Give every line back verbatim, dropping all images.

** start of Task data **

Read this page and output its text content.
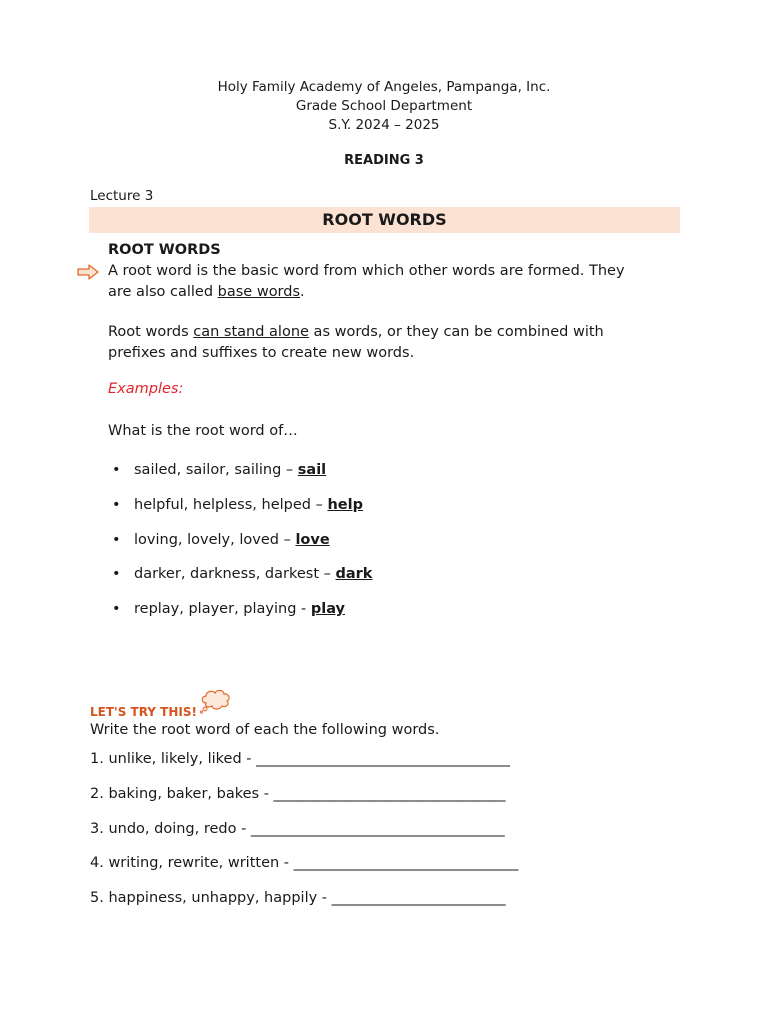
Holy Family Academy of Angeles, Pampanga, Inc.
Grade School Department
S.Y. 2024 – 2025
READING 3
Lecture 3
ROOT WORDS
ROOT WORDS
A root word is the basic word from which other words are formed. They
are also called base words.
Root words can stand alone as words, or they can be combined with
prefixes and suffixes to create new words.
Examples:
What is the root word of…
• sailed, sailor, sailing – sail
• helpful, helpless, helped – help
• loving, lovely, loved – love
• darker, darkness, darkest – dark
• replay, player, playing - play
LET'S TRY THIS!
Write the root word of each the following words.
1. unlike, likely, liked - ___________________________________
2. baking, baker, bakes - ________________________________
3. undo, doing, redo - ___________________________________
4. writing, rewrite, written - _______________________________
5. happiness, unhappy, happily - ________________________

** end of Task data **

* Exercise response
Read this page and output its text content.
Holy Family Academy of Angeles, Pampanga, Inc.
Grade School Department
S.Y. 2024 – 2025
READING 3
Lecture 3
ROOT WORDS
ROOT WORDS
A root word is the basic word from which other words are formed. They
are also called base words.
Root words can stand alone as words, or they can be combined with
prefixes and suffixes to create new words.
Examples:
What is the root word of…
• sailed, sailor, sailing – sail
• helpful, helpless, helped – help
• loving, lovely, loved – love
• darker, darkness, darkest – dark
• replay, player, playing - play
LET'S TRY THIS!
Write the root word of each the following words.
1. unlike, likely, liked - ___________________________________
2. baking, baker, bakes - ________________________________
3. undo, doing, redo - ___________________________________
4. writing, rewrite, written - _______________________________
5. happiness, unhappy, happily - ________________________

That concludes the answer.